TASK PROMPT :: Set down each entry from the block beneath, exactly as written.

RECORDS FOR THE EXERCISE ::

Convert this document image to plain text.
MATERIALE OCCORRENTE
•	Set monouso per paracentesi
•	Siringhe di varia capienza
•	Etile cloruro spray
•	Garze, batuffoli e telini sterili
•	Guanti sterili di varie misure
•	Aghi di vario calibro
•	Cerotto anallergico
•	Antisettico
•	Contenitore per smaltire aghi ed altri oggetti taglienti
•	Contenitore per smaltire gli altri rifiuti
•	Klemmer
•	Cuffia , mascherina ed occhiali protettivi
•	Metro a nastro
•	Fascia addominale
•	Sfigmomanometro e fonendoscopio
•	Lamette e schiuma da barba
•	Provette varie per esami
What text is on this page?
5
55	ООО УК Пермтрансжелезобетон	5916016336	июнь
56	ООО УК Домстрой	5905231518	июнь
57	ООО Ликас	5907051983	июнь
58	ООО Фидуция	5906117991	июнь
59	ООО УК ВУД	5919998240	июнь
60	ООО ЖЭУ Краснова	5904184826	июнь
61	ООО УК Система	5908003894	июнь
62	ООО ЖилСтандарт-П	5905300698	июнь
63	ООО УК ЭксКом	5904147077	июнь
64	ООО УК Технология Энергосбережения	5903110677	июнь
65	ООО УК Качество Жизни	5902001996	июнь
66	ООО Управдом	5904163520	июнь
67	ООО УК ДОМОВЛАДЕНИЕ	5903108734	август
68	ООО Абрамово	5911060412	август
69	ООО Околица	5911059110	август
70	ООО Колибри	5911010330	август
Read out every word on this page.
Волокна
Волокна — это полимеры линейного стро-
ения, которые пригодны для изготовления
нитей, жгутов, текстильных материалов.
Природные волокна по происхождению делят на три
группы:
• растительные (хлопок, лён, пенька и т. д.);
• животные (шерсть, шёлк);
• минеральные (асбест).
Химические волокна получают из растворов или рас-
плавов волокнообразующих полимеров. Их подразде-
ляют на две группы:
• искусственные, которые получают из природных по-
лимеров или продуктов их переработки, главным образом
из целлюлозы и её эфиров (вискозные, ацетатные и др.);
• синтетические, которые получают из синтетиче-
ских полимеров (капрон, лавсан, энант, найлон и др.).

RESPONSE TO THE TASK ::
Convert this document image to plain text.
MATERIALE OCCORRENTE
•	Set monouso per paracentesi
•	Siringhe di varia capienza
•	Etile cloruro spray
•	Garze, batuffoli e telini sterili
•	Guanti sterili di varie misure
•	Aghi di vario calibro
•	Cerotto anallergico
•	Antisettico
•	Contenitore per smaltire aghi ed altri oggetti taglienti
•	Contenitore per smaltire gli altri rifiuti
•	Klemmer
•	Cuffia , mascherina ed occhiali protettivi
•	Metro a nastro
•	Fascia addominale
•	Sfigmomanometro e fonendoscopio
•	Lamette e schiuma da barba
•	Provette varie per esami
What text is on this page?
5
55	ООО УК Пермтрансжелезобетон	5916016336	июнь
56	ООО УК Домстрой	5905231518	июнь
57	ООО Ликас	5907051983	июнь
58	ООО Фидуция	5906117991	июнь
59	ООО УК ВУД	5919998240	июнь
60	ООО ЖЭУ Краснова	5904184826	июнь
61	ООО УК Система	5908003894	июнь
62	ООО ЖилСтандарт-П	5905300698	июнь
63	ООО УК ЭксКом	5904147077	июнь
64	ООО УК Технология Энергосбережения	5903110677	июнь
65	ООО УК Качество Жизни	5902001996	июнь
66	ООО Управдом	5904163520	июнь
67	ООО УК ДОМОВЛАДЕНИЕ	5903108734	август
68	ООО Абрамово	5911060412	август
69	ООО Околица	5911059110	август
70	ООО Колибри	5911010330	август
Read out every word on this page.
Волокна
Волокна — это полимеры линейного стро-
ения, которые пригодны для изготовления
нитей, жгутов, текстильных материалов.
Природные волокна по происхождению делят на три
группы:
• растительные (хлопок, лён, пенька и т. д.);
• животные (шерсть, шёлк);
• минеральные (асбест).
Химические волокна получают из растворов или рас-
плавов волокнообразующих полимеров. Их подразде-
ляют на две группы:
• искусственные, которые получают из природных по-
лимеров или продуктов их переработки, главным образом
из целлюлозы и её эфиров (вискозные, ацетатные и др.);
• синтетические, которые получают из синтетиче-
ских полимеров (капрон, лавсан, энант, найлон и др.).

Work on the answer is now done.